++++ TASK DATA ++++
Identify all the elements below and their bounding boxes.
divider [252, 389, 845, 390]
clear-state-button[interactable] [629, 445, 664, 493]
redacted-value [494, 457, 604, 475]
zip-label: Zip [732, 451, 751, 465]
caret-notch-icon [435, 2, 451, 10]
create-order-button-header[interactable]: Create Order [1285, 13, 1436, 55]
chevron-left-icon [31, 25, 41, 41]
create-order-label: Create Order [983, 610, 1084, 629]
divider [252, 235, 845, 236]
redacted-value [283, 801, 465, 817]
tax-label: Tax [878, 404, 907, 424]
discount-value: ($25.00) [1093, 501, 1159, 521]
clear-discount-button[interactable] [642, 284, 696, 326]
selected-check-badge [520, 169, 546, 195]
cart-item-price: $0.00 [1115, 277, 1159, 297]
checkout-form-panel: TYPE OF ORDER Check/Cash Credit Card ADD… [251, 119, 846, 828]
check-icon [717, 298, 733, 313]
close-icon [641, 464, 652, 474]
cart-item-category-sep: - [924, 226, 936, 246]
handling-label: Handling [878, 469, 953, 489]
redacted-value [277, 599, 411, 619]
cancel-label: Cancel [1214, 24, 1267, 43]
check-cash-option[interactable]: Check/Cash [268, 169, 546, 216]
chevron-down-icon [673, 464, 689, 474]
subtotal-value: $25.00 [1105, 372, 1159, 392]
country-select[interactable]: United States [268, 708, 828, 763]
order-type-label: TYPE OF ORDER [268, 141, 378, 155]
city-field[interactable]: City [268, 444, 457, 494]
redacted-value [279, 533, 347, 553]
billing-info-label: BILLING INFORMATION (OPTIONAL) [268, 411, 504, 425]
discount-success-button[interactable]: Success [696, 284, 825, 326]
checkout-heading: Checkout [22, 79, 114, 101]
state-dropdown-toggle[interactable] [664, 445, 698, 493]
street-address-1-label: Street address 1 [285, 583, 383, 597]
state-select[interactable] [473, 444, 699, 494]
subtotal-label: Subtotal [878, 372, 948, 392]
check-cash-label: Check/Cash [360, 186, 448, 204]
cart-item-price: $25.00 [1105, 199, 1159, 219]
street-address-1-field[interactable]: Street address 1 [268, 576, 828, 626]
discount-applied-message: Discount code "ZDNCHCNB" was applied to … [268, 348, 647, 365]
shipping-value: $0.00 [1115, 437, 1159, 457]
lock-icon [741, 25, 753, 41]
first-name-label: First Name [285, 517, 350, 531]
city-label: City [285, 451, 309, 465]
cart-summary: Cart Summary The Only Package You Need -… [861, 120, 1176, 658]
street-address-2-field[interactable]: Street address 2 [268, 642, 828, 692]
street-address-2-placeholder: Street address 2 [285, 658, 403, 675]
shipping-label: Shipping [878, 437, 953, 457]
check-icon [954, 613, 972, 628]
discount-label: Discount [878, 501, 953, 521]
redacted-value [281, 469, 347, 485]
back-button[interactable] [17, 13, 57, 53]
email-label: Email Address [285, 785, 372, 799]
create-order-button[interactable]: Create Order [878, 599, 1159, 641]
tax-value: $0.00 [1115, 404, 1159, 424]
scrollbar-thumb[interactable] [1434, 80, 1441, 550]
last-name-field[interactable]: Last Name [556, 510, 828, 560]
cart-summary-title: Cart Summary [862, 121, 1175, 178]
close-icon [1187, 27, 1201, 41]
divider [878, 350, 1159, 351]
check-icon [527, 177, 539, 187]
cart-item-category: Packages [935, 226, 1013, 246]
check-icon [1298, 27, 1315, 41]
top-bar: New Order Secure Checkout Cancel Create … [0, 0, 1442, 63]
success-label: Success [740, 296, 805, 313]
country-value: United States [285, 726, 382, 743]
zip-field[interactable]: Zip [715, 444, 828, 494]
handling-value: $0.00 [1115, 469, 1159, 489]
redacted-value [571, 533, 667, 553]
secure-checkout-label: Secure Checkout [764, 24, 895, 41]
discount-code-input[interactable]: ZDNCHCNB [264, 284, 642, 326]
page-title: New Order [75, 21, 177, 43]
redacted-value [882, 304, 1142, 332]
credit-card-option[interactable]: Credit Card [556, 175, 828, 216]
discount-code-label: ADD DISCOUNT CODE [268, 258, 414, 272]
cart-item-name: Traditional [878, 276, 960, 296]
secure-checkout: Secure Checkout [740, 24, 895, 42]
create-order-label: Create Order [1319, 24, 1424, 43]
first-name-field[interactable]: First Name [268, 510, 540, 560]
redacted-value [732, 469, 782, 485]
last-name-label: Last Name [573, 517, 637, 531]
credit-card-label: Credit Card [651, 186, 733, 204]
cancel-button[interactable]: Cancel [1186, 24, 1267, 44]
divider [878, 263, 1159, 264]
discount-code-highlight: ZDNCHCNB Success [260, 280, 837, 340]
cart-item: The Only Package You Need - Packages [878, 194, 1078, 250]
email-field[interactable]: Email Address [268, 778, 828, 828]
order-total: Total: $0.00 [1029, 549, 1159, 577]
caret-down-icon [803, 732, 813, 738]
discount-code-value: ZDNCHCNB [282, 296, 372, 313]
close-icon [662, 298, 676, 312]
++++
_PROBLEM TO SOLVE_
Copy out every line of the material above word for word.

_FINISHED ANSWER_
Identify all the elements below and their bounding boxes.
divider [252, 389, 845, 390]
clear-state-button[interactable] [629, 445, 664, 493]
redacted-value [494, 457, 604, 475]
zip-label: Zip [732, 451, 751, 465]
caret-notch-icon [435, 2, 451, 10]
create-order-button-header[interactable]: Create Order [1285, 13, 1436, 55]
chevron-left-icon [31, 25, 41, 41]
create-order-label: Create Order [983, 610, 1084, 629]
divider [252, 235, 845, 236]
redacted-value [283, 801, 465, 817]
tax-label: Tax [878, 404, 907, 424]
discount-value: ($25.00) [1093, 501, 1159, 521]
clear-discount-button[interactable] [642, 284, 696, 326]
selected-check-badge [520, 169, 546, 195]
cart-item-price: $0.00 [1115, 277, 1159, 297]
checkout-form-panel: TYPE OF ORDER Check/Cash Credit Card ADD… [251, 119, 846, 828]
check-icon [717, 298, 733, 313]
close-icon [641, 464, 652, 474]
cart-item-category-sep: - [924, 226, 936, 246]
handling-label: Handling [878, 469, 953, 489]
redacted-value [277, 599, 411, 619]
cancel-label: Cancel [1214, 24, 1267, 43]
check-cash-option[interactable]: Check/Cash [268, 169, 546, 216]
chevron-down-icon [673, 464, 689, 474]
subtotal-value: $25.00 [1105, 372, 1159, 392]
country-select[interactable]: United States [268, 708, 828, 763]
order-type-label: TYPE OF ORDER [268, 141, 378, 155]
city-field[interactable]: City [268, 444, 457, 494]
redacted-value [279, 533, 347, 553]
billing-info-label: BILLING INFORMATION (OPTIONAL) [268, 411, 504, 425]
discount-success-button[interactable]: Success [696, 284, 825, 326]
checkout-heading: Checkout [22, 79, 114, 101]
state-dropdown-toggle[interactable] [664, 445, 698, 493]
street-address-1-label: Street address 1 [285, 583, 383, 597]
state-select[interactable] [473, 444, 699, 494]
subtotal-label: Subtotal [878, 372, 948, 392]
check-cash-label: Check/Cash [360, 186, 448, 204]
cart-item-price: $25.00 [1105, 199, 1159, 219]
street-address-1-field[interactable]: Street address 1 [268, 576, 828, 626]
discount-applied-message: Discount code "ZDNCHCNB" was applied to … [268, 348, 647, 365]
shipping-value: $0.00 [1115, 437, 1159, 457]
lock-icon [741, 25, 753, 41]
first-name-label: First Name [285, 517, 350, 531]
city-label: City [285, 451, 309, 465]
cart-summary: Cart Summary The Only Package You Need -… [861, 120, 1176, 658]
street-address-2-field[interactable]: Street address 2 [268, 642, 828, 692]
street-address-2-placeholder: Street address 2 [285, 658, 403, 675]
shipping-label: Shipping [878, 437, 953, 457]
check-icon [954, 613, 972, 628]
discount-label: Discount [878, 501, 953, 521]
redacted-value [281, 469, 347, 485]
back-button[interactable] [17, 13, 57, 53]
email-label: Email Address [285, 785, 372, 799]
create-order-button[interactable]: Create Order [878, 599, 1159, 641]
tax-value: $0.00 [1115, 404, 1159, 424]
scrollbar-thumb[interactable] [1434, 80, 1441, 550]
last-name-field[interactable]: Last Name [556, 510, 828, 560]
cart-summary-title: Cart Summary [862, 121, 1175, 178]
close-icon [1187, 27, 1201, 41]
divider [878, 350, 1159, 351]
check-icon [527, 177, 539, 187]
cart-item-category: Packages [935, 226, 1013, 246]
check-icon [1298, 27, 1315, 41]
top-bar: New Order Secure Checkout Cancel Create … [0, 0, 1442, 63]
success-label: Success [740, 296, 805, 313]
country-value: United States [285, 726, 382, 743]
zip-field[interactable]: Zip [715, 444, 828, 494]
handling-value: $0.00 [1115, 469, 1159, 489]
redacted-value [571, 533, 667, 553]
secure-checkout-label: Secure Checkout [764, 24, 895, 41]
discount-code-input[interactable]: ZDNCHCNB [264, 284, 642, 326]
page-title: New Order [75, 21, 177, 43]
redacted-value [882, 304, 1142, 332]
credit-card-option[interactable]: Credit Card [556, 175, 828, 216]
discount-code-label: ADD DISCOUNT CODE [268, 258, 414, 272]
cart-item-name: Traditional [878, 276, 960, 296]
secure-checkout: Secure Checkout [740, 24, 895, 42]
create-order-label: Create Order [1319, 24, 1424, 43]
first-name-field[interactable]: First Name [268, 510, 540, 560]
redacted-value [732, 469, 782, 485]
last-name-label: Last Name [573, 517, 637, 531]
credit-card-label: Credit Card [651, 186, 733, 204]
cancel-button[interactable]: Cancel [1186, 24, 1267, 44]
divider [878, 263, 1159, 264]
discount-code-highlight: ZDNCHCNB Success [260, 280, 837, 340]
cart-item: The Only Package You Need - Packages [878, 194, 1078, 250]
email-field[interactable]: Email Address [268, 778, 828, 828]
order-total: Total: $0.00 [1029, 549, 1159, 577]
caret-down-icon [803, 732, 813, 738]
discount-code-value: ZDNCHCNB [282, 296, 372, 313]
close-icon [662, 298, 676, 312]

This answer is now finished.